Records from a collection:
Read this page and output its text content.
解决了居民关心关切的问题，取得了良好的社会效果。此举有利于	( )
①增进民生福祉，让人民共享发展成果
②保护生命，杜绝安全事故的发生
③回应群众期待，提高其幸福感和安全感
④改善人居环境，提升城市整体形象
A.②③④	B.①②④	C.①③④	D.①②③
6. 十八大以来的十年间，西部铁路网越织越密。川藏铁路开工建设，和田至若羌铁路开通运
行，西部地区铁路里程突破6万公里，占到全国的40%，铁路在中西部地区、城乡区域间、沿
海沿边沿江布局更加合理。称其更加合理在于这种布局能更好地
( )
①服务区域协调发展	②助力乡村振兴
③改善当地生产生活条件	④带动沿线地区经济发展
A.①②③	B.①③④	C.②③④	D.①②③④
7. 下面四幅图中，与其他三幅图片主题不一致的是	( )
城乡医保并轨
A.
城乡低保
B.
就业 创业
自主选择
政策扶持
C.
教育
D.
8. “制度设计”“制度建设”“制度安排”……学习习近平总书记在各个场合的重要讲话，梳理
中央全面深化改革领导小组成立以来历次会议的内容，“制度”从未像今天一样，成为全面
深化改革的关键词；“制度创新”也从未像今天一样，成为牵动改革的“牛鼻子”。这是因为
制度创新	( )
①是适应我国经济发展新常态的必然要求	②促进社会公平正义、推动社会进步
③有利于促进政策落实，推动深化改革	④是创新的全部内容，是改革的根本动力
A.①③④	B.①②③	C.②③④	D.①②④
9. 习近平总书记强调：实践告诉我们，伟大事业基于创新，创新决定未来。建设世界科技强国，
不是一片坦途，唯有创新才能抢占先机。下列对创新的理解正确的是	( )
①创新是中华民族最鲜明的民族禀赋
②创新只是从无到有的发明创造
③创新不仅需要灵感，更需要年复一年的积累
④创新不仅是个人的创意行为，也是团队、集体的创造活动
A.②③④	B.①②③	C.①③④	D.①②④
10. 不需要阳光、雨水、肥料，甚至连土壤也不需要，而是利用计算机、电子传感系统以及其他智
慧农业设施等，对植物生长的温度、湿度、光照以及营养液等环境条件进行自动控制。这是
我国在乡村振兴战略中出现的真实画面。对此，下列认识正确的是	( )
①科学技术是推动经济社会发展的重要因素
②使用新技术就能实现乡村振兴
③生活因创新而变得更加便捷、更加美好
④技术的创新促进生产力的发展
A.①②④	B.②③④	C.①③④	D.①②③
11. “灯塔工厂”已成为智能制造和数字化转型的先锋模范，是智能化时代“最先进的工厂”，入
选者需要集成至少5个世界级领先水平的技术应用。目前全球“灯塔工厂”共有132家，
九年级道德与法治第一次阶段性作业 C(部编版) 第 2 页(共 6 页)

YOUR TASK →
Copy all lines of the material above where the string "灯塔工厂" occurs.

THE REPLY →
11. “灯塔工厂”已成为智能制造和数字化转型的先锋模范，是智能化时代“最先进的工厂”，入
选者需要集成至少5个世界级领先水平的技术应用。目前全球“灯塔工厂”共有132家，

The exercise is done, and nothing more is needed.